### [What to work on]
Within the listing below, locate all lines containing the word "adjustment". Copy each one.

Lines of data

-*-*-

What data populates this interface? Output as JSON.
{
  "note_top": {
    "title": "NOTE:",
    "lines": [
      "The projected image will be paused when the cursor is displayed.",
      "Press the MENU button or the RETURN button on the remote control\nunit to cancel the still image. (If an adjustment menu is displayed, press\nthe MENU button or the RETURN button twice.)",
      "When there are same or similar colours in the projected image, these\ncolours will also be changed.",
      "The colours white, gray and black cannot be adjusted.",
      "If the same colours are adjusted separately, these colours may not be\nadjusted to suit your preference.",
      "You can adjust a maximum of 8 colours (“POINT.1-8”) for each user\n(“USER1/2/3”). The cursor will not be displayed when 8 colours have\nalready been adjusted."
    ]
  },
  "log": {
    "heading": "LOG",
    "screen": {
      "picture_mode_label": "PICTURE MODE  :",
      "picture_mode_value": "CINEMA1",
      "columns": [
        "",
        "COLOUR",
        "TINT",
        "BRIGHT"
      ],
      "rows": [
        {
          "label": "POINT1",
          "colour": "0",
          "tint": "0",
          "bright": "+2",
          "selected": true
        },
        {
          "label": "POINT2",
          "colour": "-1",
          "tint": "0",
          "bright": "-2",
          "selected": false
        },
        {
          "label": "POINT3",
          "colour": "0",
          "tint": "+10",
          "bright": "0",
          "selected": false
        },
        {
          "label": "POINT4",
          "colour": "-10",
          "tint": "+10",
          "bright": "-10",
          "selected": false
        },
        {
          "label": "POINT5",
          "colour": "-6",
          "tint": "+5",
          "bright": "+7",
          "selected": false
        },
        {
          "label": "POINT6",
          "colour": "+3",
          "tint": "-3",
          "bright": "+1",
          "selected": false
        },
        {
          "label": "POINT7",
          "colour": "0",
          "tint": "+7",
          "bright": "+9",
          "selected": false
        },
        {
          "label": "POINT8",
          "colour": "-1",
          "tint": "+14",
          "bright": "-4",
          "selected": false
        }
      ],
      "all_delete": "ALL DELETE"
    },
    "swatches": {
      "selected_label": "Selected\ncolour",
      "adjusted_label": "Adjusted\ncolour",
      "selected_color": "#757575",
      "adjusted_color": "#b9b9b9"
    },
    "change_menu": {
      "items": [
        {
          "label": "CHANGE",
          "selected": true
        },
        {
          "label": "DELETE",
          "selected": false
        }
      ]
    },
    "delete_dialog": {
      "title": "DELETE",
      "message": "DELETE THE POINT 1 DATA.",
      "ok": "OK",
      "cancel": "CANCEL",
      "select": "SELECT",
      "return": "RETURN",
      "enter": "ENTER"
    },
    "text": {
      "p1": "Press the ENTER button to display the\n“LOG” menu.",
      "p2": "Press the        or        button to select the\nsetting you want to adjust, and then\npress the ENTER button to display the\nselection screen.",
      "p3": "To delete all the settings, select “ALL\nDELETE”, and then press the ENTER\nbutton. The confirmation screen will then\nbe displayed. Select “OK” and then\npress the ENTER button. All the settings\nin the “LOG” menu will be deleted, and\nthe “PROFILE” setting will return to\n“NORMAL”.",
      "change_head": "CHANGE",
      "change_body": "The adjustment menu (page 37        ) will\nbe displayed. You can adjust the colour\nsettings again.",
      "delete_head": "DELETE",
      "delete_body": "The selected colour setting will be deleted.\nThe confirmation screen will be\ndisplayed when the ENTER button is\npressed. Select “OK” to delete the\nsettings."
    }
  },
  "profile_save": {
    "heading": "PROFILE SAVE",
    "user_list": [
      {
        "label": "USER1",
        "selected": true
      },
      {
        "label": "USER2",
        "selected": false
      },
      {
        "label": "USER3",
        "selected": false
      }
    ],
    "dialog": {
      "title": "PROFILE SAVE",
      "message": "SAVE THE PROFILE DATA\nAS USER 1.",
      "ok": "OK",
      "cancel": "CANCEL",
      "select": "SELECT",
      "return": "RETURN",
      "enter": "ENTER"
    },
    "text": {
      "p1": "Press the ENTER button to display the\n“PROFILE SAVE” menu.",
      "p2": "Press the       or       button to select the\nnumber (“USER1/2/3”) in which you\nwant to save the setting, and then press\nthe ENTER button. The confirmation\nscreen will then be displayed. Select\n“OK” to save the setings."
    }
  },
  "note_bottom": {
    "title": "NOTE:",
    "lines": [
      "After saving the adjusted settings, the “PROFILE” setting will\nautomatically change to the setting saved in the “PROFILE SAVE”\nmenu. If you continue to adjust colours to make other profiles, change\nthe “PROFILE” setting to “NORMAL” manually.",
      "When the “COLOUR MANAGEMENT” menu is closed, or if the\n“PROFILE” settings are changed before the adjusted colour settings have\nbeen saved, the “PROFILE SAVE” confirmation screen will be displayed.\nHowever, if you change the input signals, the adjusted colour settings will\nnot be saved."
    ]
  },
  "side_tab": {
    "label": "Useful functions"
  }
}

-*-*-

### [Complete output]
      "Press the MENU button or the RETURN button on the remote control\nunit to cancel the still image. (If an adjustment menu is displayed, press\nthe MENU button or the RETURN button twice.)",
      "change_body": "The adjustment menu (page 37        ) will\nbe displayed. You can adjust the colour\nsettings again.",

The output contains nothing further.